Copy out all the lines in the records that include the word "intro".

[Dataset items]
____

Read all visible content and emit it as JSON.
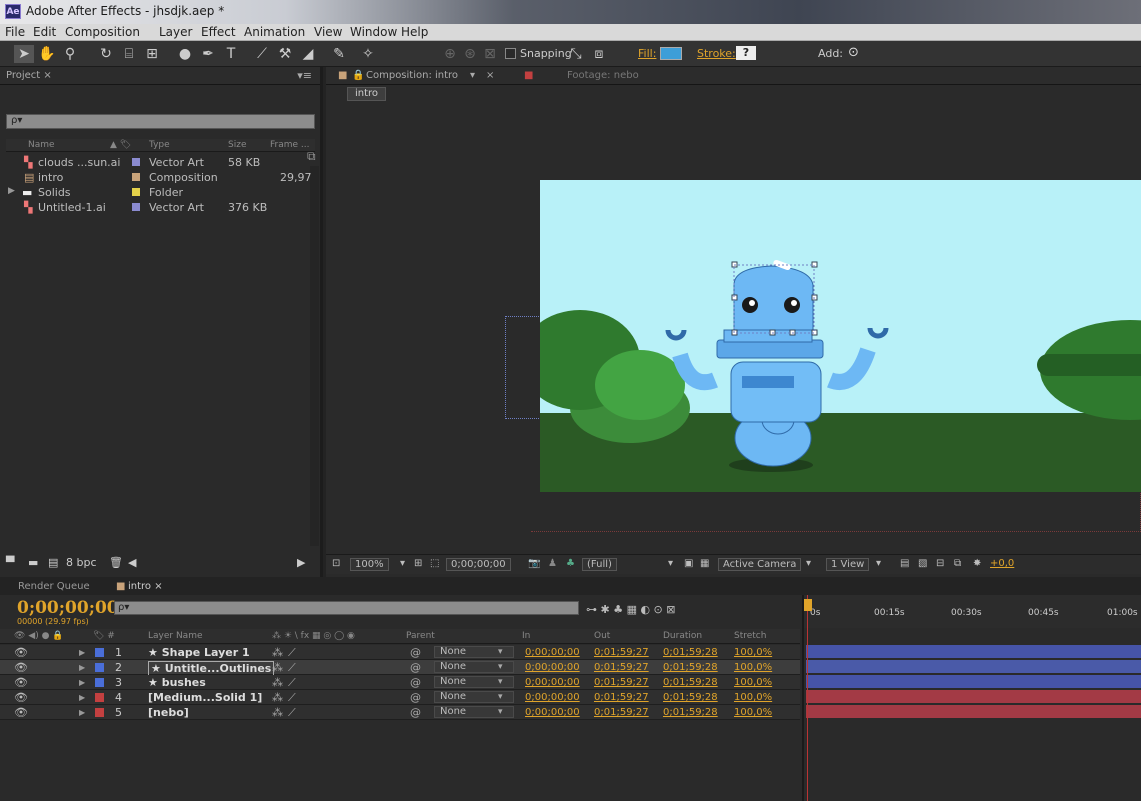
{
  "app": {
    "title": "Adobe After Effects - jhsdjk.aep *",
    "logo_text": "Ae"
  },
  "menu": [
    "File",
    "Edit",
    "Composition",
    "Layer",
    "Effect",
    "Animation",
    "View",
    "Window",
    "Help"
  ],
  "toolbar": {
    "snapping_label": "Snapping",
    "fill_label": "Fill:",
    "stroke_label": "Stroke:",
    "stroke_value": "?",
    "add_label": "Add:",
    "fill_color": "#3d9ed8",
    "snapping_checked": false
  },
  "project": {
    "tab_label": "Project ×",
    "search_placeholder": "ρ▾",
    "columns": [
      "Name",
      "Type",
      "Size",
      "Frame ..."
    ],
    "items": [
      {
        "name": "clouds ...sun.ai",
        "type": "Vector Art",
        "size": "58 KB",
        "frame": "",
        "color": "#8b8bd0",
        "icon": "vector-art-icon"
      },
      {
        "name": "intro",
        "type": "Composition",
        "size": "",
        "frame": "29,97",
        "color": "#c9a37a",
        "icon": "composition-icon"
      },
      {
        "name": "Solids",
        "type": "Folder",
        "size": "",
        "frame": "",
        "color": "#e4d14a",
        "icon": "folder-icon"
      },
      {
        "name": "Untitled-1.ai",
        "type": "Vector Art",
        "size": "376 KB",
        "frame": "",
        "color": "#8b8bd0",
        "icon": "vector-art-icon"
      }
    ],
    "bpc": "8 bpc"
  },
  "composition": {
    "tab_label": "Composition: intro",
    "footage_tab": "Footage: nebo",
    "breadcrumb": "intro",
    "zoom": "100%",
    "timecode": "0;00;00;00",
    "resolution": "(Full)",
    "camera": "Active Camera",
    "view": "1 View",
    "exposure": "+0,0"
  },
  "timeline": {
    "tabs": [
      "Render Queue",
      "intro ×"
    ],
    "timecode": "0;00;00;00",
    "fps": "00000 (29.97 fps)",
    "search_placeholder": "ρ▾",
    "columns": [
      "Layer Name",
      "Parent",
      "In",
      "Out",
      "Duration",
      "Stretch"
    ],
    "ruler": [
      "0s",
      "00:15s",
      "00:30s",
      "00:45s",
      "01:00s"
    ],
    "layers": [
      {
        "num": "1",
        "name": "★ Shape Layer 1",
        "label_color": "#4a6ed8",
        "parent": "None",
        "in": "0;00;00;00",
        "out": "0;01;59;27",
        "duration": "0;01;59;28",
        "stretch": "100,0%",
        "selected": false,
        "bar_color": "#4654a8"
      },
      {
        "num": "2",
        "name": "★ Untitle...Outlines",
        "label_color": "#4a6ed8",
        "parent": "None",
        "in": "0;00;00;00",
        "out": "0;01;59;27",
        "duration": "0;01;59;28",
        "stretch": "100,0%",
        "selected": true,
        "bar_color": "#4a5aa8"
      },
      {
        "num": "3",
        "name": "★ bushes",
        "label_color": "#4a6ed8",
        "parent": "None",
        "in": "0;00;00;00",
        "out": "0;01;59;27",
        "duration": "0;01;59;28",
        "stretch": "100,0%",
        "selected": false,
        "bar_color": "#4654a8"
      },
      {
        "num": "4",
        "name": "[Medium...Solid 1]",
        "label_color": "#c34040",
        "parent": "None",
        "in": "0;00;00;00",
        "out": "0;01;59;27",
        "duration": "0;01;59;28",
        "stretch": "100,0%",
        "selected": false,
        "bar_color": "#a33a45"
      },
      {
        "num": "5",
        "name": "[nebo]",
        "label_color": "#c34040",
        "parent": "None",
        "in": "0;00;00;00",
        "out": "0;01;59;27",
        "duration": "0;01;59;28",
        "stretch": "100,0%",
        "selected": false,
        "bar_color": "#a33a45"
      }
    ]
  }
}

____

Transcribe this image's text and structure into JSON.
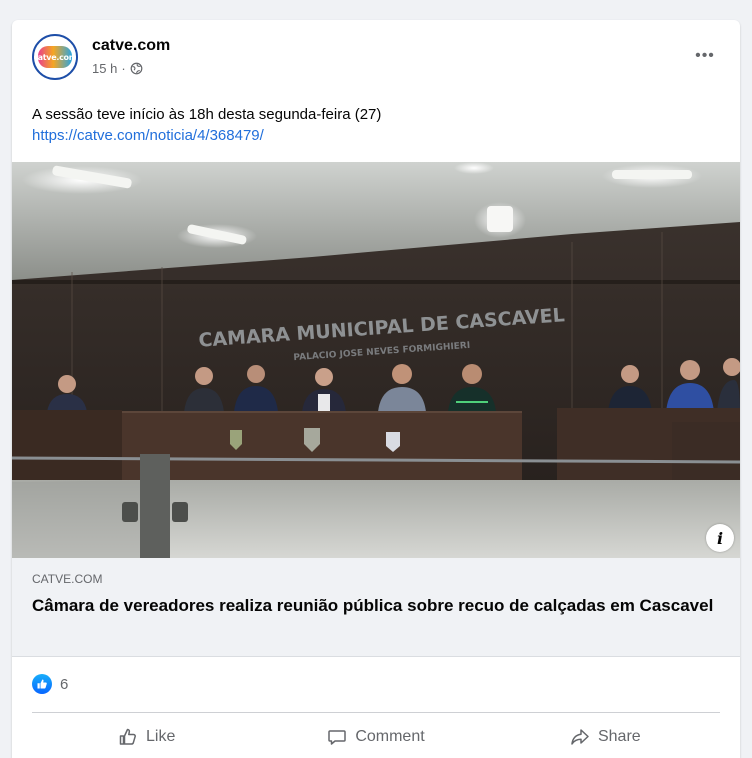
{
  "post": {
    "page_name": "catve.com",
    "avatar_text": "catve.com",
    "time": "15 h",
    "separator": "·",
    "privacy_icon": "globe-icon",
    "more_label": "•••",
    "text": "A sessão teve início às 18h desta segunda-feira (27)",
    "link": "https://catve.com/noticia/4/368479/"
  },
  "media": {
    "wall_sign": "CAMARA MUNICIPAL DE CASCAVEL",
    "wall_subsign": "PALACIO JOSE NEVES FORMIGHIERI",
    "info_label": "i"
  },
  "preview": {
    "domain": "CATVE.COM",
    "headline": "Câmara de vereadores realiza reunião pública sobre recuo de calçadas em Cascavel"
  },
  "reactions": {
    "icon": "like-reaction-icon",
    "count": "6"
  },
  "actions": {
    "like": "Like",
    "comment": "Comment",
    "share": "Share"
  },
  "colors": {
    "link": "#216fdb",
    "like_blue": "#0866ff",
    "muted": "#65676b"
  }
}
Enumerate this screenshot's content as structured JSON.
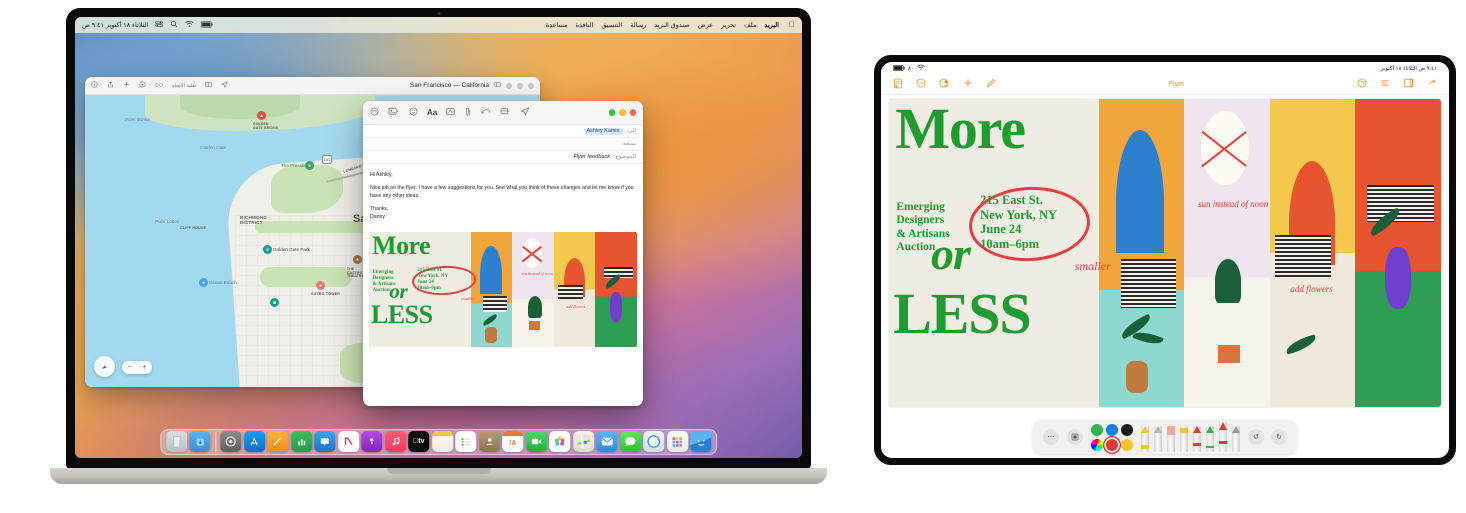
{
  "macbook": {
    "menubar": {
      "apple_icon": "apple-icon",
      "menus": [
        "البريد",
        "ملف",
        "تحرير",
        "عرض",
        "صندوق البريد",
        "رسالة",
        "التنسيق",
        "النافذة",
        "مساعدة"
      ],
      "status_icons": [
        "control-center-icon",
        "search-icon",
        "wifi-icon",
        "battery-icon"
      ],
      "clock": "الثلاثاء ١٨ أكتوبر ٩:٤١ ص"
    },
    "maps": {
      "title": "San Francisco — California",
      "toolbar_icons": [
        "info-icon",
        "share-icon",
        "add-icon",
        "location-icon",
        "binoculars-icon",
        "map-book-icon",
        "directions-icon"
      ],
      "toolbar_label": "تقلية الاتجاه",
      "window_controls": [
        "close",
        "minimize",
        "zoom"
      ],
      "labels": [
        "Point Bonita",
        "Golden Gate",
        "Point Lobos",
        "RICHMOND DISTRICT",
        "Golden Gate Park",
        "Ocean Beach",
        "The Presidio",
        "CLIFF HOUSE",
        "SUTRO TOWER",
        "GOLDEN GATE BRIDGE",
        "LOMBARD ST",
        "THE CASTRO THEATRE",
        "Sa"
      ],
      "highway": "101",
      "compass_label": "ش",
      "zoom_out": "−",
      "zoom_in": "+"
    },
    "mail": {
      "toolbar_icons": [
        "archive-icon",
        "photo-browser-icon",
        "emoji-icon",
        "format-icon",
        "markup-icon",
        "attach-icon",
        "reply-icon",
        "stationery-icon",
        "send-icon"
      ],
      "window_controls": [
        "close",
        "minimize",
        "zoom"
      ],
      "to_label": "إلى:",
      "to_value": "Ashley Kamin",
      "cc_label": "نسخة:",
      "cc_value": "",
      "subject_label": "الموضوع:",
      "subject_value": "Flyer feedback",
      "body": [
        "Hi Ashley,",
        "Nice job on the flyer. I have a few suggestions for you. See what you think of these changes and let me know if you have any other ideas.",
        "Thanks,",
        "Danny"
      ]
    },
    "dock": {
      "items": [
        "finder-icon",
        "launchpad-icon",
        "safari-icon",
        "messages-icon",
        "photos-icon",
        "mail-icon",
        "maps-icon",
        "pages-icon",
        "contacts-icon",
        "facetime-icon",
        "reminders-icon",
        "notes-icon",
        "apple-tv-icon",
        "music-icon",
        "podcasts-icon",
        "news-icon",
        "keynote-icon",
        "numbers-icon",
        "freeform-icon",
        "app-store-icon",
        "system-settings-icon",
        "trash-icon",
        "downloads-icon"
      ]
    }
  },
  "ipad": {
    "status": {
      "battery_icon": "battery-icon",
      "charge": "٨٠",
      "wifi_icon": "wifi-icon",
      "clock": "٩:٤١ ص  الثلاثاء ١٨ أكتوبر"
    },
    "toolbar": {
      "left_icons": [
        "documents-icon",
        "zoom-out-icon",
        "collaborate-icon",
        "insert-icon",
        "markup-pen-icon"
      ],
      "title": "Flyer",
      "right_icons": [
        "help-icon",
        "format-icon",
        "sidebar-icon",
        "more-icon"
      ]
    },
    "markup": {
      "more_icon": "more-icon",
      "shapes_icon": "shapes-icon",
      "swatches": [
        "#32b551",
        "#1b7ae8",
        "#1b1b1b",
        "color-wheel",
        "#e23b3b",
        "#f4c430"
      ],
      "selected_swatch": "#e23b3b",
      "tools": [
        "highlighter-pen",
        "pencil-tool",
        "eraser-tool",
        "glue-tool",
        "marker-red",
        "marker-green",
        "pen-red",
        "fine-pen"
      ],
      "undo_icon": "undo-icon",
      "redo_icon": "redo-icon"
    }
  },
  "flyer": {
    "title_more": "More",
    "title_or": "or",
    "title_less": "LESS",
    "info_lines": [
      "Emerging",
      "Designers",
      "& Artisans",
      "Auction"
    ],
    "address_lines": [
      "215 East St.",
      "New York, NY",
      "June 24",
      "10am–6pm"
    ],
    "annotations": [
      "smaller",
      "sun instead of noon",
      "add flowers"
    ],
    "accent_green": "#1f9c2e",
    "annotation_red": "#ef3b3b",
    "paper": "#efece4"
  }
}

____

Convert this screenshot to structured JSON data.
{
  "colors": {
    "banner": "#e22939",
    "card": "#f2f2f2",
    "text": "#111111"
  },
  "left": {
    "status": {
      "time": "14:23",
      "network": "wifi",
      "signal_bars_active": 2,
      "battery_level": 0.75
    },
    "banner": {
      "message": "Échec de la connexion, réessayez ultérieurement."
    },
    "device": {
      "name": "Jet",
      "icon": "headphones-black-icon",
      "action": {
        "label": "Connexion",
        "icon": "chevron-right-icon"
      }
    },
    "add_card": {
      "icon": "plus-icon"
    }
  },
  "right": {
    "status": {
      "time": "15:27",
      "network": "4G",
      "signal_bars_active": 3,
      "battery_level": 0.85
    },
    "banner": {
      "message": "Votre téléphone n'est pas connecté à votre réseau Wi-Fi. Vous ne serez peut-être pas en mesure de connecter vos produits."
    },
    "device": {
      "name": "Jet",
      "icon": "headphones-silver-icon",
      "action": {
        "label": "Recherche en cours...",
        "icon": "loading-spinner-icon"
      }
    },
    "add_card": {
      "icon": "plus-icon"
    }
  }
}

____

[REPLY]
        "name": "intro",
    "tab_label": "Composition: intro",
    "breadcrumb": "intro",
      "intro ×"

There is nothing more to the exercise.